» Task requirements:
Wherever "JSON" appears in a line, copy that line.

--- BEGIN Information supplied ---

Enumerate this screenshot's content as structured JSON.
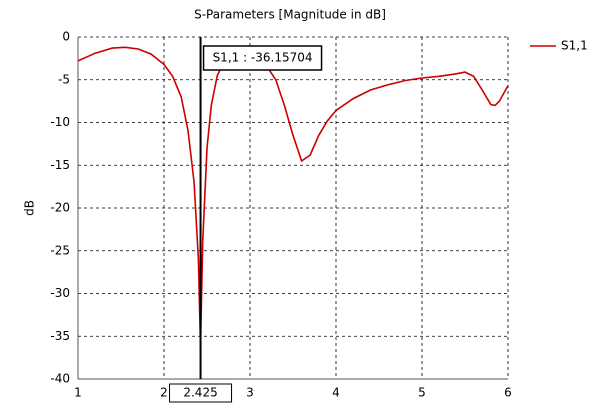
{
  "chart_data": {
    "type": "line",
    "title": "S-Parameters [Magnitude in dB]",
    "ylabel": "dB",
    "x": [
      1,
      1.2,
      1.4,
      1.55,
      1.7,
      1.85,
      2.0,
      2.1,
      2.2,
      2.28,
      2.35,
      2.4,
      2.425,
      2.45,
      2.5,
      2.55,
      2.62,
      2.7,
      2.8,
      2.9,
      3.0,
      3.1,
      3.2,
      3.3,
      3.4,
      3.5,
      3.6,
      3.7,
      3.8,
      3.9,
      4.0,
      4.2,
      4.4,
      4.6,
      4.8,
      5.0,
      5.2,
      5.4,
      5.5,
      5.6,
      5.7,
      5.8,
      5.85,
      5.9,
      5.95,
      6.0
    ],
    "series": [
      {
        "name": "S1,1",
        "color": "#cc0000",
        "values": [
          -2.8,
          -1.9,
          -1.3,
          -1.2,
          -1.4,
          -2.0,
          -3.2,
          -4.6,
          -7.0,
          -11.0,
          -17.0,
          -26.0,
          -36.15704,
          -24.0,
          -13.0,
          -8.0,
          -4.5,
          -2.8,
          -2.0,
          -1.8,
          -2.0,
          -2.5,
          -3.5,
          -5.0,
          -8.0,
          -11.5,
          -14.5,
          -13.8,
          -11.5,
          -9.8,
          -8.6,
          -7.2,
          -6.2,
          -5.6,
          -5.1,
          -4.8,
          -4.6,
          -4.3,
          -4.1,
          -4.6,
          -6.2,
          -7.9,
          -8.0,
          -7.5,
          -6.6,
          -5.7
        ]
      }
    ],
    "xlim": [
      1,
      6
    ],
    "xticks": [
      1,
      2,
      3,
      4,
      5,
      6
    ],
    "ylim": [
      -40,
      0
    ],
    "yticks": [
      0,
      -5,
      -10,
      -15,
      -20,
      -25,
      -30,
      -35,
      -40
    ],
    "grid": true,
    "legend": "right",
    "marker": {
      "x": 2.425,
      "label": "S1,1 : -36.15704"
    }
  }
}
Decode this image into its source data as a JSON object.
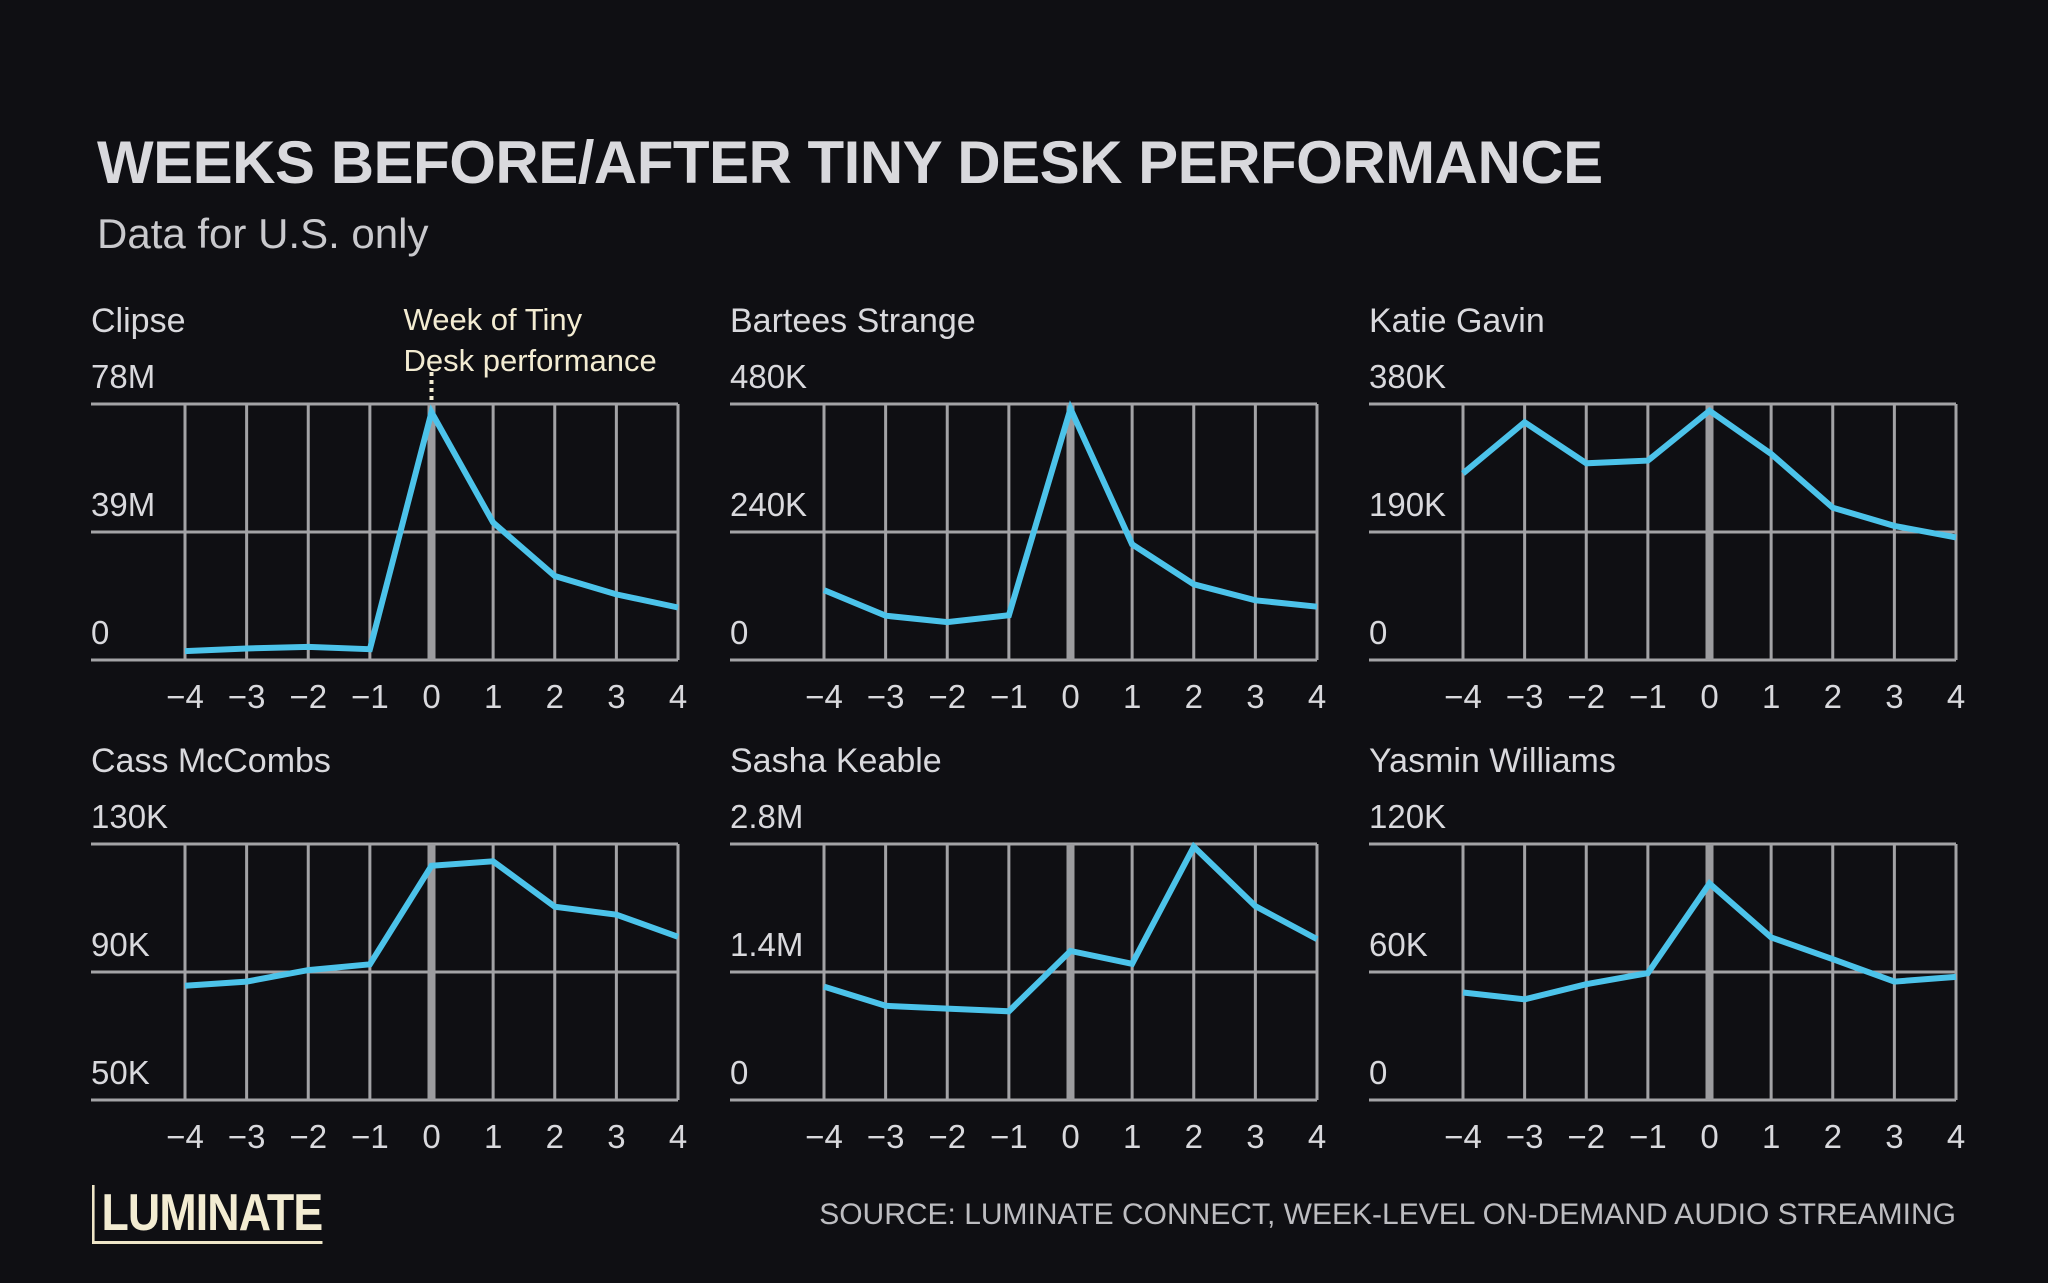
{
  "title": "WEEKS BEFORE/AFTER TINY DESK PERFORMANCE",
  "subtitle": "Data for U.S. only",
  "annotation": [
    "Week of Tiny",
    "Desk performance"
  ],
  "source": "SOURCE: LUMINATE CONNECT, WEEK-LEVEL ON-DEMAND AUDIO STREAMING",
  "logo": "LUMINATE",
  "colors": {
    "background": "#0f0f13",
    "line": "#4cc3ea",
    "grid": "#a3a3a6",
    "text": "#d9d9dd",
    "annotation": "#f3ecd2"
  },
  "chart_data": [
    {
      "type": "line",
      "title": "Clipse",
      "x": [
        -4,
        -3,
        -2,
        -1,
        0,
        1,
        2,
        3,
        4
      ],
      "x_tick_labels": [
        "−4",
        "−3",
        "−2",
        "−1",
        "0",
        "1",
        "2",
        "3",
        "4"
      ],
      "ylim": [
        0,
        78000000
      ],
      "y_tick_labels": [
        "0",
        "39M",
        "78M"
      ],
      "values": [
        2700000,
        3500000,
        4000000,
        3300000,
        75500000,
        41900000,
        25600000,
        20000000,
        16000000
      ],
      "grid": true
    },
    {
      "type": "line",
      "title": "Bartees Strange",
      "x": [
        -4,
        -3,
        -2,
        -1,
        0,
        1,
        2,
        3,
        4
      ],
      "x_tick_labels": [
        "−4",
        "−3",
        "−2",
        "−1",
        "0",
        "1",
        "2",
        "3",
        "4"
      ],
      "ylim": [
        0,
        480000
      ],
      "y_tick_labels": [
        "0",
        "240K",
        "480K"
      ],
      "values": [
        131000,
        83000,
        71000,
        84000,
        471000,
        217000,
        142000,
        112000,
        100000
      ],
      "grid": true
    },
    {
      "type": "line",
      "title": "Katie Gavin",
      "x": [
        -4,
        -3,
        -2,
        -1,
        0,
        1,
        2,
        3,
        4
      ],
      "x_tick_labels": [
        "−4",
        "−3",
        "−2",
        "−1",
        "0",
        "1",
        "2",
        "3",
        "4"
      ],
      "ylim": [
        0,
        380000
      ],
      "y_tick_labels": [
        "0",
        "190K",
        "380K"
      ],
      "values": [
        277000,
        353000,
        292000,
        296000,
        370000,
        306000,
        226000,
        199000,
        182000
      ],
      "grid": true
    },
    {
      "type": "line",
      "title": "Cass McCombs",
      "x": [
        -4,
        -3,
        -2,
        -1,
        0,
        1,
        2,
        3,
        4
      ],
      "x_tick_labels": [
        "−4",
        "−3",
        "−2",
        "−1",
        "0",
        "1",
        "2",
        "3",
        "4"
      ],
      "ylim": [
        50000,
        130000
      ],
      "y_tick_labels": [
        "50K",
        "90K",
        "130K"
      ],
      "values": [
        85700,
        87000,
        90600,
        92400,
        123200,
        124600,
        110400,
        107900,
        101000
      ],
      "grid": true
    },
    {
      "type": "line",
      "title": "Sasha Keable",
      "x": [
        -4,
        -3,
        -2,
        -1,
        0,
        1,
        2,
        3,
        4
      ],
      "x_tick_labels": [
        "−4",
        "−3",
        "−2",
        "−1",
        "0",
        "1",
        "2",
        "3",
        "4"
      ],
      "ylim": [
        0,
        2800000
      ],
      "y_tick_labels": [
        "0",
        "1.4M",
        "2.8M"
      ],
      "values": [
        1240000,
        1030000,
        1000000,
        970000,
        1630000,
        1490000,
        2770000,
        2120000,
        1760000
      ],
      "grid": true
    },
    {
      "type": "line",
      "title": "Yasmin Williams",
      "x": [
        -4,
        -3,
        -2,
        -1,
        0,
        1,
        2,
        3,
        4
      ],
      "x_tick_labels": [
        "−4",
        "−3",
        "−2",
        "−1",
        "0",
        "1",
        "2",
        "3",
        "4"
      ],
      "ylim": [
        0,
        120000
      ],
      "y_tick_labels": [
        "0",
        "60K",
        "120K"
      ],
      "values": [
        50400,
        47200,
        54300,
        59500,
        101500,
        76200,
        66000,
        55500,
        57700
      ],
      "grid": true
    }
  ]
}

--- END Information supplied ---

» Final result:
Enumerate this screenshot's content as structured JSON.
Decode this image into its source data as a JSON object.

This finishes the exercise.